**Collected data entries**
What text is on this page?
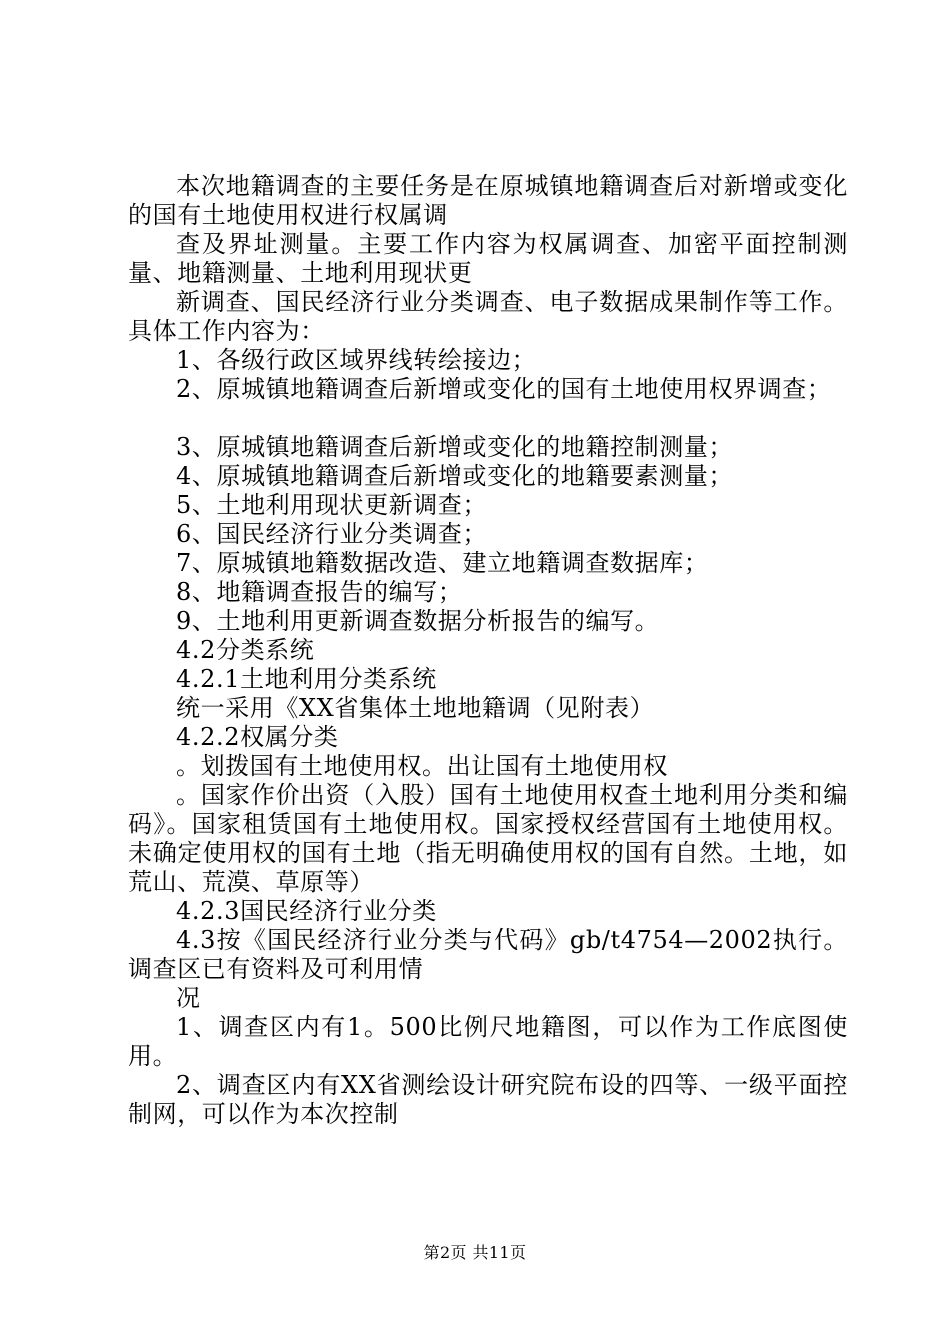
本次地籍调查的主要任务是在原城镇地籍调查后对新增或变化的国有土地使用权进行权属调

查及界址测量。主要工作内容为权属调查、加密平面控制测量、地籍测量、土地利用现状更

新调查、国民经济行业分类调查、电子数据成果制作等工作。具体工作内容为：

1、各级行政区域界线转绘接边；

2、原城镇地籍调查后新增或变化的国有土地使用权界调查；

3、原城镇地籍调查后新增或变化的地籍控制测量；

4、原城镇地籍调查后新增或变化的地籍要素测量；

5、土地利用现状更新调查；

6、国民经济行业分类调查；

7、原城镇地籍数据改造、建立地籍调查数据库；

8、地籍调查报告的编写；

9、土地利用更新调查数据分析报告的编写。

4.2分类系统

4.2.1土地利用分类系统

统一采用《XX省集体土地地籍调（见附表）

4.2.2权属分类

。划拨国有土地使用权。出让国有土地使用权

。国家作价出资（入股）国有土地使用权查土地利用分类和编码》。国家租赁国有土地使用权。国家授权经营国有土地使用权。未确定使用权的国有土地（指无明确使用权的国有自然。土地，如荒山、荒漠、草原等）

4.2.3国民经济行业分类

4.3按《国民经济行业分类与代码》gb/t4754—2002执行。调查区已有资料及可利用情

况

1、调查区内有1。500比例尺地籍图，可以作为工作底图使用。

2、调查区内有XX省测绘设计研究院布设的四等、一级平面控制网，可以作为本次控制

第2页 共11页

**STATED TASK**
Print all the records again exactly; do not include any picture.

**REPLY**
What text is on this page?
本次地籍调查的主要任务是在原城镇地籍调查后对新增或变化的国有土地使用权进行权属调

查及界址测量。主要工作内容为权属调查、加密平面控制测量、地籍测量、土地利用现状更

新调查、国民经济行业分类调查、电子数据成果制作等工作。具体工作内容为：

1、各级行政区域界线转绘接边；

2、原城镇地籍调查后新增或变化的国有土地使用权界调查；

3、原城镇地籍调查后新增或变化的地籍控制测量；

4、原城镇地籍调查后新增或变化的地籍要素测量；

5、土地利用现状更新调查；

6、国民经济行业分类调查；

7、原城镇地籍数据改造、建立地籍调查数据库；

8、地籍调查报告的编写；

9、土地利用更新调查数据分析报告的编写。

4.2分类系统

4.2.1土地利用分类系统

统一采用《XX省集体土地地籍调（见附表）

4.2.2权属分类

。划拨国有土地使用权。出让国有土地使用权

。国家作价出资（入股）国有土地使用权查土地利用分类和编码》。国家租赁国有土地使用权。国家授权经营国有土地使用权。未确定使用权的国有土地（指无明确使用权的国有自然。土地，如荒山、荒漠、草原等）

4.2.3国民经济行业分类

4.3按《国民经济行业分类与代码》gb/t4754—2002执行。调查区已有资料及可利用情

况

1、调查区内有1。500比例尺地籍图，可以作为工作底图使用。

2、调查区内有XX省测绘设计研究院布设的四等、一级平面控制网，可以作为本次控制

第2页 共11页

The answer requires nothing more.